▶ [Data for the task]
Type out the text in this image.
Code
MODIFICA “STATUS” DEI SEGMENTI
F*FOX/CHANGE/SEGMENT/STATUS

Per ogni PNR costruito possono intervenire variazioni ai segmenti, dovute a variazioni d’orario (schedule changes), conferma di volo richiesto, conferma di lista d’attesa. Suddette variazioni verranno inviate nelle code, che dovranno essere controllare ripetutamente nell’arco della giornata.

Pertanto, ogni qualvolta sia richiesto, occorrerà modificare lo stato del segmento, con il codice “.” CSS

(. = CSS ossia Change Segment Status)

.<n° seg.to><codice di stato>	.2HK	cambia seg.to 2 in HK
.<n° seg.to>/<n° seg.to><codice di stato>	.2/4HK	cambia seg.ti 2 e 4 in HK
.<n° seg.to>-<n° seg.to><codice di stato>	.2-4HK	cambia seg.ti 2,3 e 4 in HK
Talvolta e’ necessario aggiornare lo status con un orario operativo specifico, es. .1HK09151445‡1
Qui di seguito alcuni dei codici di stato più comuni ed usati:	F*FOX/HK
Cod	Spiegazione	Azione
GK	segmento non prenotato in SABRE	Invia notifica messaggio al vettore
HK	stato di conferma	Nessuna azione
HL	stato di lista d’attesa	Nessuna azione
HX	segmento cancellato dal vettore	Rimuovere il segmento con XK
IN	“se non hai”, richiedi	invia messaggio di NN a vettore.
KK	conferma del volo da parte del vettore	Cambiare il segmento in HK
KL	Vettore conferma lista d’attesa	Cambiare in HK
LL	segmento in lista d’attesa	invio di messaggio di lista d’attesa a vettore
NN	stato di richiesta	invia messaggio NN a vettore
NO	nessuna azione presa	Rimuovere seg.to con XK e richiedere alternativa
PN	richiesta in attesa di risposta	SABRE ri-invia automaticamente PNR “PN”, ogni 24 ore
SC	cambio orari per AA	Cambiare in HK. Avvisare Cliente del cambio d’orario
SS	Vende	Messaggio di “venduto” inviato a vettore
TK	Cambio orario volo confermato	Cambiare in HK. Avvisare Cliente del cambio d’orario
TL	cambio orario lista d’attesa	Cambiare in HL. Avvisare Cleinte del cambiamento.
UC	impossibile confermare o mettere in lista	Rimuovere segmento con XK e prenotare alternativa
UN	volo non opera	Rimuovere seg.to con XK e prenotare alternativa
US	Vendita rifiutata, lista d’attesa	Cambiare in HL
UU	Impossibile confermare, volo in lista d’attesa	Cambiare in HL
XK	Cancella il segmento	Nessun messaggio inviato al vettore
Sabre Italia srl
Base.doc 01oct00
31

...

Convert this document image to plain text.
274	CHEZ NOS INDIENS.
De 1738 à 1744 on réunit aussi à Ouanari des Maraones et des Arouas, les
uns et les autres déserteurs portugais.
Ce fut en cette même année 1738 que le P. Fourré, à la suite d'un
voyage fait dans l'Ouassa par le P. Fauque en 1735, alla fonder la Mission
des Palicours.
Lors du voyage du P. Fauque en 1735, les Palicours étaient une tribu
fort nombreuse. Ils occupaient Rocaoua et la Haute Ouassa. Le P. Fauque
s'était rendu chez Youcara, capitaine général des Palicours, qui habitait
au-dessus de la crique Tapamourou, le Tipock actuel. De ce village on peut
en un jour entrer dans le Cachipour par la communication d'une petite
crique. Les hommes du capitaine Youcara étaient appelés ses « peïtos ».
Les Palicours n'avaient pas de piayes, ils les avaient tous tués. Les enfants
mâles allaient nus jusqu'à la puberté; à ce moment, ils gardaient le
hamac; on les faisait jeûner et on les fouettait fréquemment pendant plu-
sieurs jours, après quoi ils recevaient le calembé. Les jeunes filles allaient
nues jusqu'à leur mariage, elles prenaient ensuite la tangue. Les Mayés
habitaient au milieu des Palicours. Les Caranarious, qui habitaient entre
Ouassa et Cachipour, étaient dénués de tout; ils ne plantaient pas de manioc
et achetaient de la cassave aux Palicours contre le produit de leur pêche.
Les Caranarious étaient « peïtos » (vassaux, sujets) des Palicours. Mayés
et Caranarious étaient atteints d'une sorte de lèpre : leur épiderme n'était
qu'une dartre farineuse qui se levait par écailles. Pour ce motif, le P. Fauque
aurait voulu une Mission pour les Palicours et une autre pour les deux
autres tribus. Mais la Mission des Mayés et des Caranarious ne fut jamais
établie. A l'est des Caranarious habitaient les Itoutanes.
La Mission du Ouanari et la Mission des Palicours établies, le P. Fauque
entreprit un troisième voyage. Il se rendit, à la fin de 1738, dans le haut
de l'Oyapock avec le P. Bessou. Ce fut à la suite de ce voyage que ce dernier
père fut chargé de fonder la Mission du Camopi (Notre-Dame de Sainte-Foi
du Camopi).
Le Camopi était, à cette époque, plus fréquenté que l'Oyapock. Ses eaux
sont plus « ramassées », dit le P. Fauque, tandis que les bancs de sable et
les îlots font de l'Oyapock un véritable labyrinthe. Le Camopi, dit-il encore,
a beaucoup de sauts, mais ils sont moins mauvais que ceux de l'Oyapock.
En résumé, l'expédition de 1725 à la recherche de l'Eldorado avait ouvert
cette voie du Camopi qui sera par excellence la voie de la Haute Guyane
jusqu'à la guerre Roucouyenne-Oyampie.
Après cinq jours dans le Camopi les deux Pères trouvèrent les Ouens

▶ [Work to be completed]
Count up the lines in the listing that hold the word "Cachipour", and give that number only.

▶ [Answer below]
2